#### Work to complete
Extract the full set of records, then give each one again exactly.

::::::::

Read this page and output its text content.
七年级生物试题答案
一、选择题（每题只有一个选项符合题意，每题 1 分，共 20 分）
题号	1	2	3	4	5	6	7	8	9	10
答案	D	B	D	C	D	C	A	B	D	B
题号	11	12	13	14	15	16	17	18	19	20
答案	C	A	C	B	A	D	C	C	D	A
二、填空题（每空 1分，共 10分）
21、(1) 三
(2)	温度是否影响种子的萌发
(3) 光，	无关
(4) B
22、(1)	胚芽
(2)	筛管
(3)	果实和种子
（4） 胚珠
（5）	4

::::::::

#### Completed task
Read this page and output its text content.
七年级生物试题答案
一、选择题（每题只有一个选项符合题意，每题 1 分，共 20 分）
题号	1	2	3	4	5	6	7	8	9	10
答案	D	B	D	C	D	C	A	B	D	B
题号	11	12	13	14	15	16	17	18	19	20
答案	C	A	C	B	A	D	C	C	D	A
二、填空题（每空 1分，共 10分）
21、(1) 三
(2)	温度是否影响种子的萌发
(3) 光，	无关
(4) B
22、(1)	胚芽
(2)	筛管
(3)	果实和种子
（4） 胚珠
（5）	4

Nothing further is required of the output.